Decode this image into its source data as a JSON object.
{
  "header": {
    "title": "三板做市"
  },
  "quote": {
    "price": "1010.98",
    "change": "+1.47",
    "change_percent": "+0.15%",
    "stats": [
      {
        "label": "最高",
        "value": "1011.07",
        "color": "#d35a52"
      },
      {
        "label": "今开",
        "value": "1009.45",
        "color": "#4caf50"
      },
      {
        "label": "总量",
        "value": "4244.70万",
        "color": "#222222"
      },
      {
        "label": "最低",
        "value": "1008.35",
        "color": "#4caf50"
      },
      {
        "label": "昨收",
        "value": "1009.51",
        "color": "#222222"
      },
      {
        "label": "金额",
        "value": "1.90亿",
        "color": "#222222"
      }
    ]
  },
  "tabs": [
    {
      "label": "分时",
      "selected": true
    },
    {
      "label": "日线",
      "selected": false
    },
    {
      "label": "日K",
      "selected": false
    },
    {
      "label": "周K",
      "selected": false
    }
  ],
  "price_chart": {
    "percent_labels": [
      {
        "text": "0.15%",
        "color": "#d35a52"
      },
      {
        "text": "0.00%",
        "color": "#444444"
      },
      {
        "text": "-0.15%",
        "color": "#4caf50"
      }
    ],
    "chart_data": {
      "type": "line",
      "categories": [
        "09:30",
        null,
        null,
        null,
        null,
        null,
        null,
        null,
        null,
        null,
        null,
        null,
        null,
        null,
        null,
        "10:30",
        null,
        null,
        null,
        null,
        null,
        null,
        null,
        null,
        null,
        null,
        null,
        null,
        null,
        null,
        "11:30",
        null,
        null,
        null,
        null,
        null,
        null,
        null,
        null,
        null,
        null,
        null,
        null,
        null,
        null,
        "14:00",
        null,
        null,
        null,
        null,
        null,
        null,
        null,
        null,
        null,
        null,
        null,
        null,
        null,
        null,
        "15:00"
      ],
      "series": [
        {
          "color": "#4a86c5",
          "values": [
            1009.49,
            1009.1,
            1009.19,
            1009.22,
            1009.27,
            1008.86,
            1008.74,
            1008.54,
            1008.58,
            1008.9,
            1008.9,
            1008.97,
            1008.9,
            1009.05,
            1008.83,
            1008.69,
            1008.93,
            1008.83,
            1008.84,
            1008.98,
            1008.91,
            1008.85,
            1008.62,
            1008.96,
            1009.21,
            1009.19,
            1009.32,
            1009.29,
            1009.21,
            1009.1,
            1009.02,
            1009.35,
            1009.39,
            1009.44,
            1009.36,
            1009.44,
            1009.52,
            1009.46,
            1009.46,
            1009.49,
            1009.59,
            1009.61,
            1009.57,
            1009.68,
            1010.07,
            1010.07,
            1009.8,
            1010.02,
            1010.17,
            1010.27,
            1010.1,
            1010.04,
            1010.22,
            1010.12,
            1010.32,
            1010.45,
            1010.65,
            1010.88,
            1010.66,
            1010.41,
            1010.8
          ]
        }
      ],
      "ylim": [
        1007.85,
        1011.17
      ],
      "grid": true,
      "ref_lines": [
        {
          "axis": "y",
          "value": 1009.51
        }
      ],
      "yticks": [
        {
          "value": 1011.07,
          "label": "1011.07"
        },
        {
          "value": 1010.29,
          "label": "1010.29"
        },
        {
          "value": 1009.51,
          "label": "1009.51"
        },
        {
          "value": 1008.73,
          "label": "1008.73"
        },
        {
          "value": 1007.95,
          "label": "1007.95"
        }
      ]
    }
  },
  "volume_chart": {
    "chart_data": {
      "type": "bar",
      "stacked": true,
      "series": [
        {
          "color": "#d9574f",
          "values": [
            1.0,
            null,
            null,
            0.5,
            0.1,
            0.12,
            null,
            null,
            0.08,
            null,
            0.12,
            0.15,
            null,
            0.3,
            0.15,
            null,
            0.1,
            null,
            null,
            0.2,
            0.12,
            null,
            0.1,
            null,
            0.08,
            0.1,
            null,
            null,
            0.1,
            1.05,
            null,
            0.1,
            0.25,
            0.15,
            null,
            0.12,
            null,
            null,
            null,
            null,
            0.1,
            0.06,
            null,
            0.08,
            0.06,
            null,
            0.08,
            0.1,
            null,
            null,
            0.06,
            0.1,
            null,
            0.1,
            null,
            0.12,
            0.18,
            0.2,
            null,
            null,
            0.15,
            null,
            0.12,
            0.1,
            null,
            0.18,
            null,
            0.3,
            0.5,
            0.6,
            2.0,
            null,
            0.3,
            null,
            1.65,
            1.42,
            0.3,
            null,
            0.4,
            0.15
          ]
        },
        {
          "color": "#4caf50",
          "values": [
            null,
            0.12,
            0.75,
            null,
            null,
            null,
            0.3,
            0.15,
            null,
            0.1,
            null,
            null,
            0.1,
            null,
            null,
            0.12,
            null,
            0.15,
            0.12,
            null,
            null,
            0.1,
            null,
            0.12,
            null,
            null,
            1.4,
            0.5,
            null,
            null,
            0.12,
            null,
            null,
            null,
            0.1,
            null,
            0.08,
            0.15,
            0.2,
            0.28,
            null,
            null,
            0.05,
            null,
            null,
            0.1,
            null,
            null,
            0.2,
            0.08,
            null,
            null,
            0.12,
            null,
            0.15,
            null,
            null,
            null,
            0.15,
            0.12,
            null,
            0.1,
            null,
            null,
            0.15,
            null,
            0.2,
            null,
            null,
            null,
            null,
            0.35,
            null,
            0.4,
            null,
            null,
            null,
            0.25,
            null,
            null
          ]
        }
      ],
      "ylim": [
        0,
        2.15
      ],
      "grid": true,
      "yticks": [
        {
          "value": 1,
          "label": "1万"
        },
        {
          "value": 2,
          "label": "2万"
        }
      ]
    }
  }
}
· · ·
WRITTEN INSTRUCTION ::
Retype the listing. Match it exactly.

FULL SOLUTION ::
Decode this image into its source data as a JSON object.
{
  "header": {
    "title": "三板做市"
  },
  "quote": {
    "price": "1010.98",
    "change": "+1.47",
    "change_percent": "+0.15%",
    "stats": [
      {
        "label": "最高",
        "value": "1011.07",
        "color": "#d35a52"
      },
      {
        "label": "今开",
        "value": "1009.45",
        "color": "#4caf50"
      },
      {
        "label": "总量",
        "value": "4244.70万",
        "color": "#222222"
      },
      {
        "label": "最低",
        "value": "1008.35",
        "color": "#4caf50"
      },
      {
        "label": "昨收",
        "value": "1009.51",
        "color": "#222222"
      },
      {
        "label": "金额",
        "value": "1.90亿",
        "color": "#222222"
      }
    ]
  },
  "tabs": [
    {
      "label": "分时",
      "selected": true
    },
    {
      "label": "日线",
      "selected": false
    },
    {
      "label": "日K",
      "selected": false
    },
    {
      "label": "周K",
      "selected": false
    }
  ],
  "price_chart": {
    "percent_labels": [
      {
        "text": "0.15%",
        "color": "#d35a52"
      },
      {
        "text": "0.00%",
        "color": "#444444"
      },
      {
        "text": "-0.15%",
        "color": "#4caf50"
      }
    ],
    "chart_data": {
      "type": "line",
      "categories": [
        "09:30",
        null,
        null,
        null,
        null,
        null,
        null,
        null,
        null,
        null,
        null,
        null,
        null,
        null,
        null,
        "10:30",
        null,
        null,
        null,
        null,
        null,
        null,
        null,
        null,
        null,
        null,
        null,
        null,
        null,
        null,
        "11:30",
        null,
        null,
        null,
        null,
        null,
        null,
        null,
        null,
        null,
        null,
        null,
        null,
        null,
        null,
        "14:00",
        null,
        null,
        null,
        null,
        null,
        null,
        null,
        null,
        null,
        null,
        null,
        null,
        null,
        null,
        "15:00"
      ],
      "series": [
        {
          "color": "#4a86c5",
          "values": [
            1009.49,
            1009.1,
            1009.19,
            1009.22,
            1009.27,
            1008.86,
            1008.74,
            1008.54,
            1008.58,
            1008.9,
            1008.9,
            1008.97,
            1008.9,
            1009.05,
            1008.83,
            1008.69,
            1008.93,
            1008.83,
            1008.84,
            1008.98,
            1008.91,
            1008.85,
            1008.62,
            1008.96,
            1009.21,
            1009.19,
            1009.32,
            1009.29,
            1009.21,
            1009.1,
            1009.02,
            1009.35,
            1009.39,
            1009.44,
            1009.36,
            1009.44,
            1009.52,
            1009.46,
            1009.46,
            1009.49,
            1009.59,
            1009.61,
            1009.57,
            1009.68,
            1010.07,
            1010.07,
            1009.8,
            1010.02,
            1010.17,
            1010.27,
            1010.1,
            1010.04,
            1010.22,
            1010.12,
            1010.32,
            1010.45,
            1010.65,
            1010.88,
            1010.66,
            1010.41,
            1010.8
          ]
        }
      ],
      "ylim": [
        1007.85,
        1011.17
      ],
      "grid": true,
      "ref_lines": [
        {
          "axis": "y",
          "value": 1009.51
        }
      ],
      "yticks": [
        {
          "value": 1011.07,
          "label": "1011.07"
        },
        {
          "value": 1010.29,
          "label": "1010.29"
        },
        {
          "value": 1009.51,
          "label": "1009.51"
        },
        {
          "value": 1008.73,
          "label": "1008.73"
        },
        {
          "value": 1007.95,
          "label": "1007.95"
        }
      ]
    }
  },
  "volume_chart": {
    "chart_data": {
      "type": "bar",
      "stacked": true,
      "series": [
        {
          "color": "#d9574f",
          "values": [
            1.0,
            null,
            null,
            0.5,
            0.1,
            0.12,
            null,
            null,
            0.08,
            null,
            0.12,
            0.15,
            null,
            0.3,
            0.15,
            null,
            0.1,
            null,
            null,
            0.2,
            0.12,
            null,
            0.1,
            null,
            0.08,
            0.1,
            null,
            null,
            0.1,
            1.05,
            null,
            0.1,
            0.25,
            0.15,
            null,
            0.12,
            null,
            null,
            null,
            null,
            0.1,
            0.06,
            null,
            0.08,
            0.06,
            null,
            0.08,
            0.1,
            null,
            null,
            0.06,
            0.1,
            null,
            0.1,
            null,
            0.12,
            0.18,
            0.2,
            null,
            null,
            0.15,
            null,
            0.12,
            0.1,
            null,
            0.18,
            null,
            0.3,
            0.5,
            0.6,
            2.0,
            null,
            0.3,
            null,
            1.65,
            1.42,
            0.3,
            null,
            0.4,
            0.15
          ]
        },
        {
          "color": "#4caf50",
          "values": [
            null,
            0.12,
            0.75,
            null,
            null,
            null,
            0.3,
            0.15,
            null,
            0.1,
            null,
            null,
            0.1,
            null,
            null,
            0.12,
            null,
            0.15,
            0.12,
            null,
            null,
            0.1,
            null,
            0.12,
            null,
            null,
            1.4,
            0.5,
            null,
            null,
            0.12,
            null,
            null,
            null,
            0.1,
            null,
            0.08,
            0.15,
            0.2,
            0.28,
            null,
            null,
            0.05,
            null,
            null,
            0.1,
            null,
            null,
            0.2,
            0.08,
            null,
            null,
            0.12,
            null,
            0.15,
            null,
            null,
            null,
            0.15,
            0.12,
            null,
            0.1,
            null,
            null,
            0.15,
            null,
            0.2,
            null,
            null,
            null,
            null,
            0.35,
            null,
            0.4,
            null,
            null,
            null,
            0.25,
            null,
            null
          ]
        }
      ],
      "ylim": [
        0,
        2.15
      ],
      "grid": true,
      "yticks": [
        {
          "value": 1,
          "label": "1万"
        },
        {
          "value": 2,
          "label": "2万"
        }
      ]
    }
  }
}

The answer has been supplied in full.